### PROBLEM STATEMENT
For every line in the data below that contains "aquella", copy the line.

═════ DATA TO USE

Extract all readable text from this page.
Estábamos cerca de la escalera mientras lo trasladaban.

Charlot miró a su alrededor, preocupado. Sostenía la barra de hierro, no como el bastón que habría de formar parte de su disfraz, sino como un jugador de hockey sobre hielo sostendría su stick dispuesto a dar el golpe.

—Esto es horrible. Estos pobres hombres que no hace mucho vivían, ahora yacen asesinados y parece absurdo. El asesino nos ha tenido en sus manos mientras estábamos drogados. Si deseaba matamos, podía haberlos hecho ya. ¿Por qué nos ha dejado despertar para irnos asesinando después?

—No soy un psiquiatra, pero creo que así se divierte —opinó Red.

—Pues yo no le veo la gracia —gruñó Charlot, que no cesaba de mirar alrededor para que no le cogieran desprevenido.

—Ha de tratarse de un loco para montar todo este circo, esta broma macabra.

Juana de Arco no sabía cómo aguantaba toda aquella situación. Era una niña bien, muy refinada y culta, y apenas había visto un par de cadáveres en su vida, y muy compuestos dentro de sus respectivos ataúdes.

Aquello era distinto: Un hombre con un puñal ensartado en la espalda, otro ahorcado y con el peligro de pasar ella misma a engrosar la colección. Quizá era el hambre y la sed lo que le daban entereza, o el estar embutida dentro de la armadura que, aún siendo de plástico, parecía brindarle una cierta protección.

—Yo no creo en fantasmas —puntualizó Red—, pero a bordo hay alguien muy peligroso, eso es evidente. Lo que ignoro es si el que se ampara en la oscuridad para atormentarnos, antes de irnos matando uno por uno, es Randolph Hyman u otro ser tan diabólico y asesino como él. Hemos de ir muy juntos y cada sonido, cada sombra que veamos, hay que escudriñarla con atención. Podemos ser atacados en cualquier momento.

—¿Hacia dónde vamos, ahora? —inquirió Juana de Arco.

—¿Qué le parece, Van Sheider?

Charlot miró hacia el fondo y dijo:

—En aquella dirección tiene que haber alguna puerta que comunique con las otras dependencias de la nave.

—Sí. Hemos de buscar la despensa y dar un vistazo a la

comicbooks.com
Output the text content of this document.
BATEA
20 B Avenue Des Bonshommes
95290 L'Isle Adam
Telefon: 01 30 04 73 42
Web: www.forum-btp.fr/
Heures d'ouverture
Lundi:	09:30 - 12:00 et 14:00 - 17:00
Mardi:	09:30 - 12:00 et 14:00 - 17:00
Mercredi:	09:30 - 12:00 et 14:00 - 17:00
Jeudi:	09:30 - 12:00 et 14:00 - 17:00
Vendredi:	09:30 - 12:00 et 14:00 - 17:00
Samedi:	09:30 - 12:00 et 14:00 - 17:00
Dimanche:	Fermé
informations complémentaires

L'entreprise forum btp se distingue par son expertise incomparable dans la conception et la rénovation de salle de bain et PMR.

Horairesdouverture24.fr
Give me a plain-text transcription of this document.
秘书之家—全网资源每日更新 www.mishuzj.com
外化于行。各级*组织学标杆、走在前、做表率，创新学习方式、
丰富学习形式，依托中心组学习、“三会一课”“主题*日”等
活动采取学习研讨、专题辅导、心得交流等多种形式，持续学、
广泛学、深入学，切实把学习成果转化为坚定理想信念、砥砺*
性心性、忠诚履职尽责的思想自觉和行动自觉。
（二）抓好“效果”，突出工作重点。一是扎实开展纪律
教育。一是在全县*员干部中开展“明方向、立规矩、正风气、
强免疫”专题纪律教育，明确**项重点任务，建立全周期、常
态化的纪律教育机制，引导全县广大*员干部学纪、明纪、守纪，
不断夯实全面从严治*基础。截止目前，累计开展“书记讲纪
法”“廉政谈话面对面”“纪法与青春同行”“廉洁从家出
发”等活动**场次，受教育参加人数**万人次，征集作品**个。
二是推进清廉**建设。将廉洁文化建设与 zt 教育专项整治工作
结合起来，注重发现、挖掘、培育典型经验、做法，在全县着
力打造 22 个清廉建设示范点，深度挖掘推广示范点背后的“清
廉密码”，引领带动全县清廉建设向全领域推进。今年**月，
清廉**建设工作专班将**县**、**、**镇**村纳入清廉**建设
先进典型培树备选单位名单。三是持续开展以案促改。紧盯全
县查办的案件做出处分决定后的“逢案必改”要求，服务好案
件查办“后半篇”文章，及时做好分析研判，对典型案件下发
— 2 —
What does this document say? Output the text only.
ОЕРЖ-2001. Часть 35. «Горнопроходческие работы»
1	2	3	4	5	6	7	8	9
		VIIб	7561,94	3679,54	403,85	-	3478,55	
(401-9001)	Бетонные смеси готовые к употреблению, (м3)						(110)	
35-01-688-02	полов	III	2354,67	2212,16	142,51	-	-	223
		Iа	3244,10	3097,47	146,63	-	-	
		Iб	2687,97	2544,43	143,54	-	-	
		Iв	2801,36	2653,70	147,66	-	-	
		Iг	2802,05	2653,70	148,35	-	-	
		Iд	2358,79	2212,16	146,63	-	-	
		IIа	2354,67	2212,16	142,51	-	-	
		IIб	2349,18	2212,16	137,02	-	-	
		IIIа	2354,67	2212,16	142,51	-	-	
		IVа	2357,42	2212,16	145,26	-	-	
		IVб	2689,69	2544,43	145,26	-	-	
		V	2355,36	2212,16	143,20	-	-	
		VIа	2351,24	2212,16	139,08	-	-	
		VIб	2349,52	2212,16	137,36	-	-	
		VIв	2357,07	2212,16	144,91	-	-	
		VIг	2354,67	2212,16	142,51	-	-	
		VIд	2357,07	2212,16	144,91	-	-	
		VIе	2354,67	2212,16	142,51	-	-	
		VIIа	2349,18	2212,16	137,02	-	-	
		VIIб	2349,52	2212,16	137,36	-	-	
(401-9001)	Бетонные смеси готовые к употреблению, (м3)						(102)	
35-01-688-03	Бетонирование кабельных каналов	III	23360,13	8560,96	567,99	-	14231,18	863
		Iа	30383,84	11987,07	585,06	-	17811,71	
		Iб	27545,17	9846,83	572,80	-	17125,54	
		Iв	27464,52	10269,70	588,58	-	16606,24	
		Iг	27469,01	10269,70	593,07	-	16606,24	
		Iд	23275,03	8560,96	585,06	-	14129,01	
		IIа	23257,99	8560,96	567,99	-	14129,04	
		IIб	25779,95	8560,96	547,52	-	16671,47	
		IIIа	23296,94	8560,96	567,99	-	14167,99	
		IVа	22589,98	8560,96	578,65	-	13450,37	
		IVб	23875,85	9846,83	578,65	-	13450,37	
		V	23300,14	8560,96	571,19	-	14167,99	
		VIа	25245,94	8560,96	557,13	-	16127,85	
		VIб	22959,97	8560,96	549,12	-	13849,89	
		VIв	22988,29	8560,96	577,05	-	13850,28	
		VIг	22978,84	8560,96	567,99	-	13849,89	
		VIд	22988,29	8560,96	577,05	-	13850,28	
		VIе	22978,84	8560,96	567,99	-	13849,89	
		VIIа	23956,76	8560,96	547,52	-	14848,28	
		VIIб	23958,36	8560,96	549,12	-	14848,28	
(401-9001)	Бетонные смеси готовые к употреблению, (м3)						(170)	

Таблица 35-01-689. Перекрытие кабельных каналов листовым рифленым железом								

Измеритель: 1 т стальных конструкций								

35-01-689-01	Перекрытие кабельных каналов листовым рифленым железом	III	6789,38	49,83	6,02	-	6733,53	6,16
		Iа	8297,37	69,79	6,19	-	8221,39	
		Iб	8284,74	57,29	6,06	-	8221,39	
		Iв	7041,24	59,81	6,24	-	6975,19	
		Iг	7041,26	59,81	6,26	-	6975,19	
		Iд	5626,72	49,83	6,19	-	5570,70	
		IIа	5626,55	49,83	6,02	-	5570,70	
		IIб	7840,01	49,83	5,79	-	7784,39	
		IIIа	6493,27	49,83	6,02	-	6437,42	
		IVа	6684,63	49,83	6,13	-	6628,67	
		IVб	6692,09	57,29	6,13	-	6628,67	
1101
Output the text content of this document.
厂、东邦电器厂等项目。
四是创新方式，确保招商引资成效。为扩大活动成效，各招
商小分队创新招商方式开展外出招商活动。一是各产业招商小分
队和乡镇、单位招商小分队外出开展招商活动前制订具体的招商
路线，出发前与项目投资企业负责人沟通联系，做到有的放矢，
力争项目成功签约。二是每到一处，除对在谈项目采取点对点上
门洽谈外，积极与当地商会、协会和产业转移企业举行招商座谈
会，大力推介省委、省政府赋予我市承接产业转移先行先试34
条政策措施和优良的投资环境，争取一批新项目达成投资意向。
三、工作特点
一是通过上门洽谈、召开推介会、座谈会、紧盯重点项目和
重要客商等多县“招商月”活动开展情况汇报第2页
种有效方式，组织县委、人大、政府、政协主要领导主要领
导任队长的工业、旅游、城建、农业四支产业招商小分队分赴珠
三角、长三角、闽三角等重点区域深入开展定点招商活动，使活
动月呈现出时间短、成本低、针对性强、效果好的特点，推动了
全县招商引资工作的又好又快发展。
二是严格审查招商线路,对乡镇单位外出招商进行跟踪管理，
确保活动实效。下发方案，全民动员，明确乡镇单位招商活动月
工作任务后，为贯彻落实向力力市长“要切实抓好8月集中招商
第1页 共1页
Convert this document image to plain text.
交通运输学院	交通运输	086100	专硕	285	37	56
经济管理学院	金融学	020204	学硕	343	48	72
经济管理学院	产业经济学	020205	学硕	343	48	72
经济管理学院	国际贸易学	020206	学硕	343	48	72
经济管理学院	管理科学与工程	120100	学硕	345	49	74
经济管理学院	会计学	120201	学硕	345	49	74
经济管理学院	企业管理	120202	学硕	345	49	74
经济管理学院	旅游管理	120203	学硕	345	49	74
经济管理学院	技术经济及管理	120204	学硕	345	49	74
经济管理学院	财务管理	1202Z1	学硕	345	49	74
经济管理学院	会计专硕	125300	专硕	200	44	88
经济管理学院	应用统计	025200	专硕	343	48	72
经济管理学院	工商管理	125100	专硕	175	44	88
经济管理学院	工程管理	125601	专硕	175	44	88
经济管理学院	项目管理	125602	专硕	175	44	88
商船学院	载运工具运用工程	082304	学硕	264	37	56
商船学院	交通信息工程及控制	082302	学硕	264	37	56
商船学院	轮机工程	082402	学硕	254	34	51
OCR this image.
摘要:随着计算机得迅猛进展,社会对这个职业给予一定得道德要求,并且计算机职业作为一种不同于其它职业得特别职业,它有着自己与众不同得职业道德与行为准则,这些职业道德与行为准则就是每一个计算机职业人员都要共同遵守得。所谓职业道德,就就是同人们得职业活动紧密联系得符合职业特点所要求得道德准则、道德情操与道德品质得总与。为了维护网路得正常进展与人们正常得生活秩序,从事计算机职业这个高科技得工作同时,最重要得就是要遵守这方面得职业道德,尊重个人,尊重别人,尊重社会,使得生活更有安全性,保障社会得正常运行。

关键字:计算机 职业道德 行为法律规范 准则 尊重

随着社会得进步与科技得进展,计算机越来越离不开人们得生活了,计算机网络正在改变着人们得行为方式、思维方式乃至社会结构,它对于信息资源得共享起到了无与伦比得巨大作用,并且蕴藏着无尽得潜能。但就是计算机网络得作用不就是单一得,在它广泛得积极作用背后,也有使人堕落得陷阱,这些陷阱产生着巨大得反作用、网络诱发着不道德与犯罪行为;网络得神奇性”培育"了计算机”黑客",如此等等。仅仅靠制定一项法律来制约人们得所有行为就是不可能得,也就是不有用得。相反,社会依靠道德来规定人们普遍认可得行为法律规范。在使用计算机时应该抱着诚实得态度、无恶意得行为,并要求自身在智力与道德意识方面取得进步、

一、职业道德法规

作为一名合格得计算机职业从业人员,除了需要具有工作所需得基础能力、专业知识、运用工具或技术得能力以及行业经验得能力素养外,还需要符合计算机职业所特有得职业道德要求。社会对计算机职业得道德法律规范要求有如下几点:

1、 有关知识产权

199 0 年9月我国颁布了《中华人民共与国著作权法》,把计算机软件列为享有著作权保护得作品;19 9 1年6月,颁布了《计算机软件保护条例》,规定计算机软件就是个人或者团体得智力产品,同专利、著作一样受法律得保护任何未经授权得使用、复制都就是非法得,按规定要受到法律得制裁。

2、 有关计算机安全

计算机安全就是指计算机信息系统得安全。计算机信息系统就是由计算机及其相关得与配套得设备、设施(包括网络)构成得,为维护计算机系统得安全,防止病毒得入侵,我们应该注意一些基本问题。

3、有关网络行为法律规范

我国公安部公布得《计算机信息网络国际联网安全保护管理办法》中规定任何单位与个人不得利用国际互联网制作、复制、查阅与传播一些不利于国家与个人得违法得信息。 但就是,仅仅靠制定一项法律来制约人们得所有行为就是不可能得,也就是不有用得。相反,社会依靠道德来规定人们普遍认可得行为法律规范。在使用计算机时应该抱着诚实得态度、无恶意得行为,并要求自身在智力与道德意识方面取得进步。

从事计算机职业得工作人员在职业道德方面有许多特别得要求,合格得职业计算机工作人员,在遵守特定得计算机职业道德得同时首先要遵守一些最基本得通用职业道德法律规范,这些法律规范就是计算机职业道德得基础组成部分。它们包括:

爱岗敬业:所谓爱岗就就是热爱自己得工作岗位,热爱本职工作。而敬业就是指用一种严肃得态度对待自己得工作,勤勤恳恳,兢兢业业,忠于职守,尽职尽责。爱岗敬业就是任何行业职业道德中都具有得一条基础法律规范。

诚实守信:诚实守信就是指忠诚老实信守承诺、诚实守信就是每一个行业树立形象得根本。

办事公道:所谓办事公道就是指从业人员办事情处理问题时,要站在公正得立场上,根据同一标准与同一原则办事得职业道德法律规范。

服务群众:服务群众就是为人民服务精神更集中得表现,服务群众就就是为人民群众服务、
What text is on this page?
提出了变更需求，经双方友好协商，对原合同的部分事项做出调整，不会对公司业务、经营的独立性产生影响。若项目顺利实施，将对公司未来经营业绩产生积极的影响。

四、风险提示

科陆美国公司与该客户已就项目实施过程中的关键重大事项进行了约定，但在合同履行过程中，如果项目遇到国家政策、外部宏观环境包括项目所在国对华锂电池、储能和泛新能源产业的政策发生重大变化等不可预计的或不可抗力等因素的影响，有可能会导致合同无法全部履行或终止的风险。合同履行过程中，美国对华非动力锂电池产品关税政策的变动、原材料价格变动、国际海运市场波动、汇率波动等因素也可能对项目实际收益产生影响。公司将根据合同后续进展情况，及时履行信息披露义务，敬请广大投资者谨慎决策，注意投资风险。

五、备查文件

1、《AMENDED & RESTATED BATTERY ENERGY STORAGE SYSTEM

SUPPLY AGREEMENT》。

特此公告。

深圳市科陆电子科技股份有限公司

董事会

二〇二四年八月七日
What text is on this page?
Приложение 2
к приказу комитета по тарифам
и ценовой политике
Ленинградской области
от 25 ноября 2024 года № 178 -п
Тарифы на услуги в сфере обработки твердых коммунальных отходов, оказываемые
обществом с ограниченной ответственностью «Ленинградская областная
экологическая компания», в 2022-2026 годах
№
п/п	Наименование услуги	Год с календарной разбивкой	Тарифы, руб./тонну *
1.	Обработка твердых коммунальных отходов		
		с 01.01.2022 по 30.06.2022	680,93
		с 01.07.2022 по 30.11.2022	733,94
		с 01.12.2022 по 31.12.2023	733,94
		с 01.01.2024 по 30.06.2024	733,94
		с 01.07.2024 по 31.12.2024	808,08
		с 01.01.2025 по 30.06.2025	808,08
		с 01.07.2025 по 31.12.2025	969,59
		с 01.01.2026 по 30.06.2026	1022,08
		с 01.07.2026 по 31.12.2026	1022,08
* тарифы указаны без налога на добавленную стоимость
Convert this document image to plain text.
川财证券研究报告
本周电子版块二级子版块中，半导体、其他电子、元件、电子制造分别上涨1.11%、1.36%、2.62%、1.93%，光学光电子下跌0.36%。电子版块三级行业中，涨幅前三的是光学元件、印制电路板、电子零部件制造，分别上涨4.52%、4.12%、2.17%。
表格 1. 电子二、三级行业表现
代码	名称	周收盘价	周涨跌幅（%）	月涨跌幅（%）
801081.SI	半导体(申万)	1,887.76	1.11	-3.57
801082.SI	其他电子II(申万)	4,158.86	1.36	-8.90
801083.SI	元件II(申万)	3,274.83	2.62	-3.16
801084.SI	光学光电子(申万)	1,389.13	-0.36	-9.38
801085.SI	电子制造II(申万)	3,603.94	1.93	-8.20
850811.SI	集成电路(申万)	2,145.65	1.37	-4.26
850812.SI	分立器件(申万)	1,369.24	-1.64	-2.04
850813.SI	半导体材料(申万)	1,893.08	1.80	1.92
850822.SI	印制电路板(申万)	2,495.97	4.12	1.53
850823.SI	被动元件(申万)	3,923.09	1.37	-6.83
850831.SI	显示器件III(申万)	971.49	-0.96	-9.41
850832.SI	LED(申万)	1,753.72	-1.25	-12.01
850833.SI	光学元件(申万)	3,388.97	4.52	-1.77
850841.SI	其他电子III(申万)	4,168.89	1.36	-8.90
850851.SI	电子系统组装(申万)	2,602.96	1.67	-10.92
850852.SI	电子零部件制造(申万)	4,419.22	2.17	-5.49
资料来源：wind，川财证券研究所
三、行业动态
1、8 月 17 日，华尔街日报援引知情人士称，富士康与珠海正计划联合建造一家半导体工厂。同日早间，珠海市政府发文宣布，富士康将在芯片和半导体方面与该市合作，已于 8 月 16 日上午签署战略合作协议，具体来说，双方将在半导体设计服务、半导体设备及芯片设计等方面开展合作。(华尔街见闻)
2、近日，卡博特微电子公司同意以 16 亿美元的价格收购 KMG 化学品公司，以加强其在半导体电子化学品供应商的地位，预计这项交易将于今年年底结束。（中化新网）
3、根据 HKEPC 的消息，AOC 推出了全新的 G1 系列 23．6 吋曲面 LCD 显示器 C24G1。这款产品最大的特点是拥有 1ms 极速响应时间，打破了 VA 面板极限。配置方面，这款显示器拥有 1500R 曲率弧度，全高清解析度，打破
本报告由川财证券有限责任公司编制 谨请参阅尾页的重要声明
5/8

══════════

### SOLUTION
Juana de Arco no sabía cómo aguantaba toda aquella situación. Era una niña bien, muy refinada y culta, y apenas había visto un par de cadáveres en su vida, y muy compuestos dentro de sus respectivos ataúdes.
—En aquella dirección tiene que haber alguna puerta que comunique con las otras dependencias de la nave.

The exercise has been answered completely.